(EXERCISE REQUIREMENTS): Leaving out the pictures, please retype each record exactly.

(EXTRACTED ENTRIES):
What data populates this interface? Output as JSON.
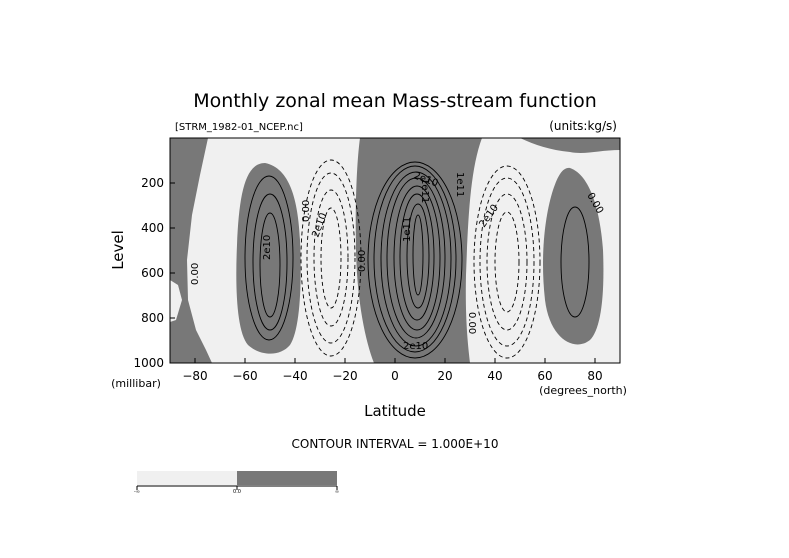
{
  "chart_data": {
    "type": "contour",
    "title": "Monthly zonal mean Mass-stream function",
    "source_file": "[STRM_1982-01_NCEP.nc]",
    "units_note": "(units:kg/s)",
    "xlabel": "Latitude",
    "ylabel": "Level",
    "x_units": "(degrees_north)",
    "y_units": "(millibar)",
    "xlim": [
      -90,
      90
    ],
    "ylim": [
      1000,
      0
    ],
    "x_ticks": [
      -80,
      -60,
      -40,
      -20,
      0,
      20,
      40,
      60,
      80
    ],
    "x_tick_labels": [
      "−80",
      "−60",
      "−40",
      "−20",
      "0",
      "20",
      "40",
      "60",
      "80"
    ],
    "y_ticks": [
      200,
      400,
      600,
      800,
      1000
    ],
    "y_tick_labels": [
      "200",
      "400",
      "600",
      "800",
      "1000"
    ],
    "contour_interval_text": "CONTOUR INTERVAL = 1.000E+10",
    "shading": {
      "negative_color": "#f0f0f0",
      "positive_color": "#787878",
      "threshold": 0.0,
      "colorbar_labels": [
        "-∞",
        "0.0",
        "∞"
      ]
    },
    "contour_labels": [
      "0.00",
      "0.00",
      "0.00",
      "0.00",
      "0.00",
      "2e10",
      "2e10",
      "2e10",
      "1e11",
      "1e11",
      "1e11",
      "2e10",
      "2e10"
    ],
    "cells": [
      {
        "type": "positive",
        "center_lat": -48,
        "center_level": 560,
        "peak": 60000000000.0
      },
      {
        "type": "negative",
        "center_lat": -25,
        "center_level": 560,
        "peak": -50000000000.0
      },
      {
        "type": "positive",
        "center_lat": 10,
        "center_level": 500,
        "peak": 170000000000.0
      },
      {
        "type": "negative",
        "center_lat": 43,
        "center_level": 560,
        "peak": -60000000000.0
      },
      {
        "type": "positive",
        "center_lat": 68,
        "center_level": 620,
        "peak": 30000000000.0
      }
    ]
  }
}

(WORKED SOLUTION):
What data populates this interface? Output as JSON.
{
  "chart_data": {
    "type": "contour",
    "title": "Monthly zonal mean Mass-stream function",
    "source_file": "[STRM_1982-01_NCEP.nc]",
    "units_note": "(units:kg/s)",
    "xlabel": "Latitude",
    "ylabel": "Level",
    "x_units": "(degrees_north)",
    "y_units": "(millibar)",
    "xlim": [
      -90,
      90
    ],
    "ylim": [
      1000,
      0
    ],
    "x_ticks": [
      -80,
      -60,
      -40,
      -20,
      0,
      20,
      40,
      60,
      80
    ],
    "x_tick_labels": [
      "−80",
      "−60",
      "−40",
      "−20",
      "0",
      "20",
      "40",
      "60",
      "80"
    ],
    "y_ticks": [
      200,
      400,
      600,
      800,
      1000
    ],
    "y_tick_labels": [
      "200",
      "400",
      "600",
      "800",
      "1000"
    ],
    "contour_interval_text": "CONTOUR INTERVAL = 1.000E+10",
    "shading": {
      "negative_color": "#f0f0f0",
      "positive_color": "#787878",
      "threshold": 0.0,
      "colorbar_labels": [
        "-∞",
        "0.0",
        "∞"
      ]
    },
    "contour_labels": [
      "0.00",
      "0.00",
      "0.00",
      "0.00",
      "0.00",
      "2e10",
      "2e10",
      "2e10",
      "1e11",
      "1e11",
      "1e11",
      "2e10",
      "2e10"
    ],
    "cells": [
      {
        "type": "positive",
        "center_lat": -48,
        "center_level": 560,
        "peak": 60000000000.0
      },
      {
        "type": "negative",
        "center_lat": -25,
        "center_level": 560,
        "peak": -50000000000.0
      },
      {
        "type": "positive",
        "center_lat": 10,
        "center_level": 500,
        "peak": 170000000000.0
      },
      {
        "type": "negative",
        "center_lat": 43,
        "center_level": 560,
        "peak": -60000000000.0
      },
      {
        "type": "positive",
        "center_lat": 68,
        "center_level": 620,
        "peak": 30000000000.0
      }
    ]
  }
}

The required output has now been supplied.